====== Dataset records

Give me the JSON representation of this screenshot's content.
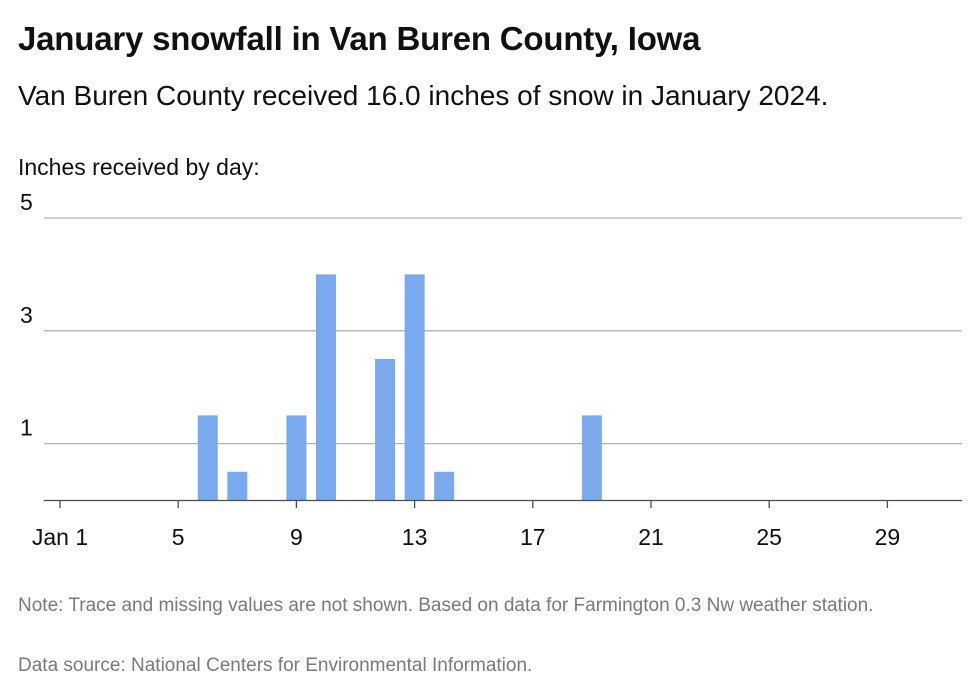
{
  "header": {
    "title": "January snowfall in Van Buren County, Iowa",
    "subtitle": "Van Buren County received 16.0 inches of snow in January 2024.",
    "axis_caption": "Inches received by day:"
  },
  "footer": {
    "note": "Note: Trace and missing values are not shown. Based on data for Farmington 0.3 Nw weather station.",
    "source": "Data source: National Centers for Environmental Information."
  },
  "chart_data": {
    "type": "bar",
    "x": [
      6,
      7,
      9,
      10,
      12,
      13,
      14,
      19
    ],
    "values": [
      1.5,
      0.5,
      1.5,
      4.0,
      2.5,
      4.0,
      0.5,
      1.5
    ],
    "xlim": [
      1,
      31
    ],
    "ylim": [
      0,
      5
    ],
    "yticks": [
      1,
      3,
      5
    ],
    "xticks": [
      1,
      5,
      9,
      13,
      17,
      21,
      25,
      29
    ],
    "xtick_labels": [
      "Jan 1",
      "5",
      "9",
      "13",
      "17",
      "21",
      "25",
      "29"
    ],
    "ylabel": "Inches received by day:",
    "grid": true,
    "bar_color": "#7aaaed",
    "grid_color": "#b3b3b3",
    "axis_color": "#4d4d4d"
  }
}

============

Written instruction
Go over the entries above and say how many lines hold the string "Buren", with no other text.

Task result
2